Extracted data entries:
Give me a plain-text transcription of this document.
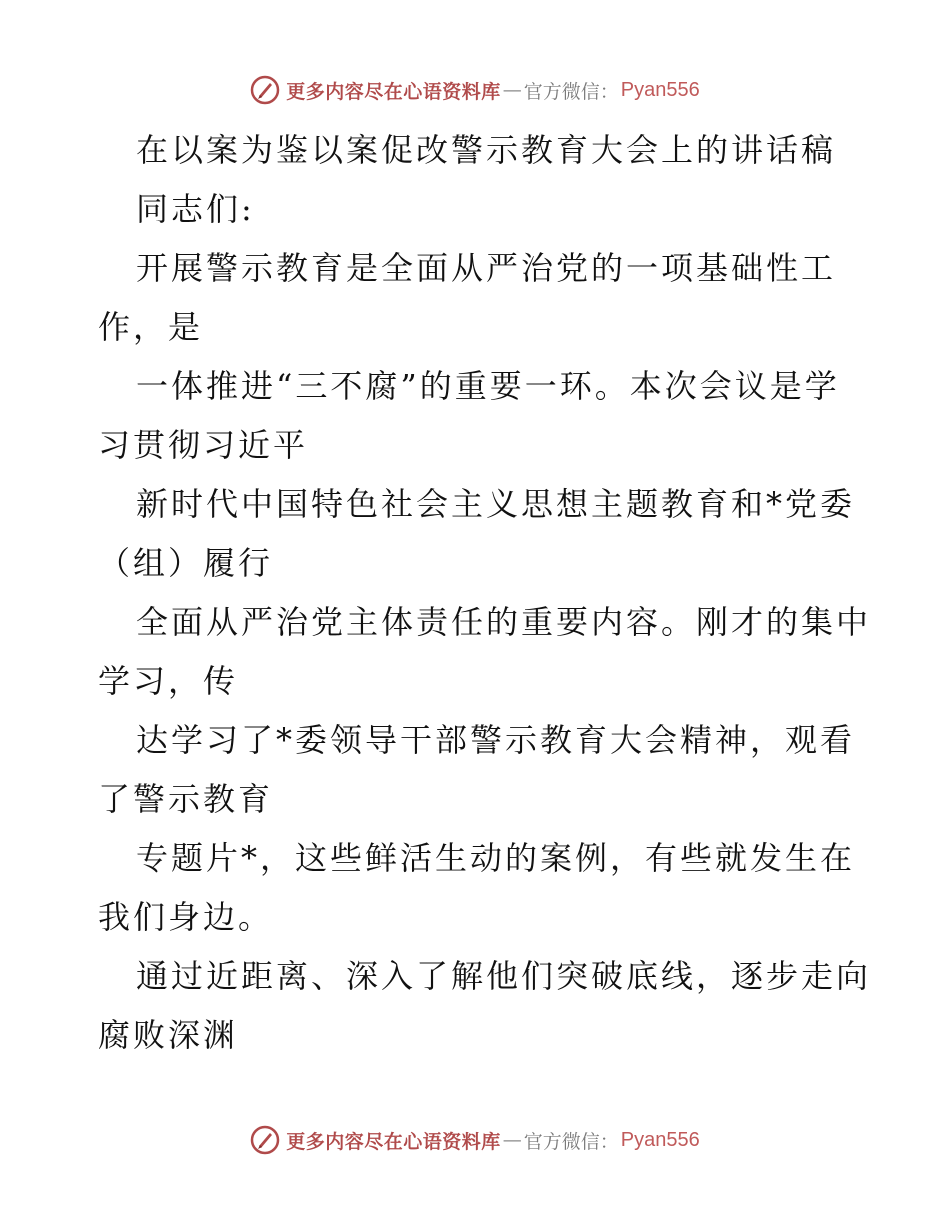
更多内容尽在心语资料库 — 官方微信： Pyan556
在以案为鉴以案促改警示教育大会上的讲话稿
同志们:
开展警示教育是全面从严治党的一项基础性工
作，是
一体推进“三不腐”的重要一环。本次会议是学
习贯彻习近平
新时代中国特色社会主义思想主题教育和*党委
（组）履行
全面从严治党主体责任的重要内容。刚才的集中
学习，传
达学习了*委领导干部警示教育大会精神，观看
了警示教育
专题片*，这些鲜活生动的案例，有些就发生在
我们身边。
通过近距离、深入了解他们突破底线，逐步走向
腐败深渊
更多内容尽在心语资料库 — 官方微信： Pyan556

* Exercise objective *
Every record gets retyped exactly; no picture goes into the copy.

* Solved exercise *
Give me a plain-text transcription of this document.
更多内容尽在心语资料库 — 官方微信： Pyan556
在以案为鉴以案促改警示教育大会上的讲话稿
同志们:
开展警示教育是全面从严治党的一项基础性工
作，是
一体推进“三不腐”的重要一环。本次会议是学
习贯彻习近平
新时代中国特色社会主义思想主题教育和*党委
（组）履行
全面从严治党主体责任的重要内容。刚才的集中
学习，传
达学习了*委领导干部警示教育大会精神，观看
了警示教育
专题片*，这些鲜活生动的案例，有些就发生在
我们身边。
通过近距离、深入了解他们突破底线，逐步走向
腐败深渊
更多内容尽在心语资料库 — 官方微信： Pyan556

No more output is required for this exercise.